* THE PROBLEM
Filter the listing below, copying every line in which the word "Heat" appears.

-------- PROVIDED DATA --------

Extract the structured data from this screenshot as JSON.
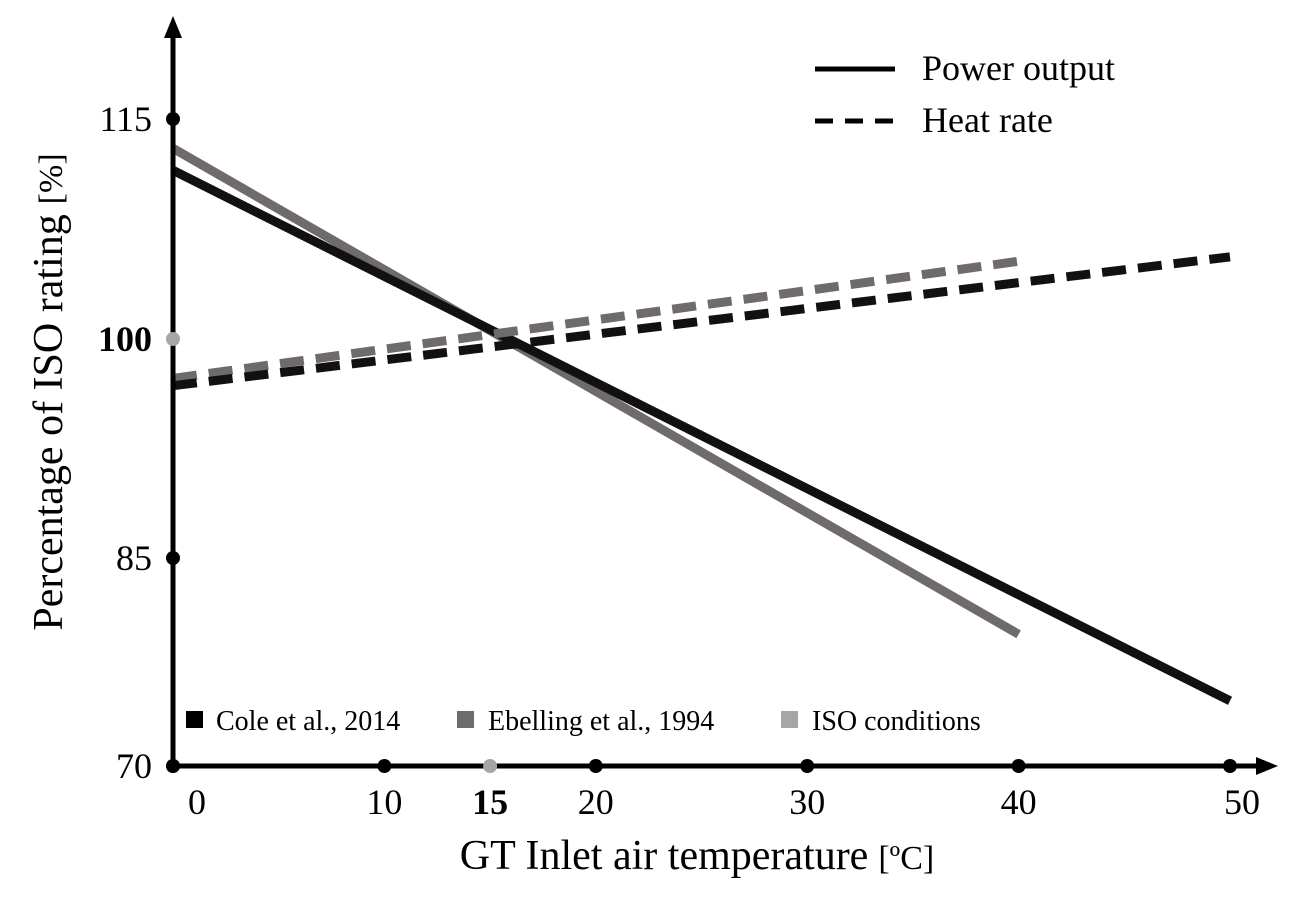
{
  "chart_data": {
    "type": "line",
    "title": "",
    "xlabel": "GT Inlet air temperature",
    "xlabel_unit": "[ºC]",
    "ylabel": "Percentage of ISO rating",
    "ylabel_unit": "[%]",
    "xlim": [
      0,
      50
    ],
    "ylim": [
      70,
      115
    ],
    "grid": false,
    "x_ticks": [
      {
        "value": 0,
        "label": "0",
        "highlight": false
      },
      {
        "value": 10,
        "label": "10",
        "highlight": false
      },
      {
        "value": 15,
        "label": "15",
        "highlight": true
      },
      {
        "value": 20,
        "label": "20",
        "highlight": false
      },
      {
        "value": 30,
        "label": "30",
        "highlight": false
      },
      {
        "value": 40,
        "label": "40",
        "highlight": false
      },
      {
        "value": 50,
        "label": "50",
        "highlight": false
      }
    ],
    "y_ticks": [
      {
        "value": 70,
        "label": "70",
        "highlight": false
      },
      {
        "value": 85,
        "label": "85",
        "highlight": false
      },
      {
        "value": 100,
        "label": "100",
        "highlight": true
      },
      {
        "value": 115,
        "label": "115",
        "highlight": false
      }
    ],
    "series": [
      {
        "name": "Ebelling et al., 1994 - Power output",
        "source": "Ebelling et al., 1994",
        "kind": "Power output",
        "color": "#6f6a6b",
        "dashed": false,
        "x": [
          0,
          40
        ],
        "y": [
          113.0,
          79.5
        ]
      },
      {
        "name": "Cole et al., 2014 - Power output",
        "source": "Cole et al., 2014",
        "kind": "Power output",
        "color": "#111111",
        "dashed": false,
        "x": [
          0,
          50
        ],
        "y": [
          111.5,
          74.7
        ]
      },
      {
        "name": "Ebelling et al., 1994 - Heat rate",
        "source": "Ebelling et al., 1994",
        "kind": "Heat rate",
        "color": "#6f6a6b",
        "dashed": true,
        "x": [
          0,
          40
        ],
        "y": [
          97.3,
          105.3
        ]
      },
      {
        "name": "Cole et al., 2014 - Heat rate",
        "source": "Cole et al., 2014",
        "kind": "Heat rate",
        "color": "#111111",
        "dashed": true,
        "x": [
          0,
          50
        ],
        "y": [
          96.8,
          105.6
        ]
      }
    ],
    "legend_linestyle": {
      "placement": "top-right",
      "entries": [
        {
          "label": "Power output",
          "dashed": false
        },
        {
          "label": "Heat rate",
          "dashed": true
        }
      ]
    },
    "legend_sources": {
      "placement": "bottom-left",
      "entries": [
        {
          "label": "Cole et al., 2014",
          "color": "#000000"
        },
        {
          "label": "Ebelling et al., 1994",
          "color": "#6f6a6b"
        },
        {
          "label": "ISO conditions",
          "color": "#a6a6a6"
        }
      ]
    },
    "highlight_color": "#a6a6a6"
  }
}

--------

* EXERCISE RESPONSE
        "name": "Ebelling et al., 1994 - Heat rate",
        "kind": "Heat rate",
        "name": "Cole et al., 2014 - Heat rate",
        "kind": "Heat rate",
          "label": "Heat rate",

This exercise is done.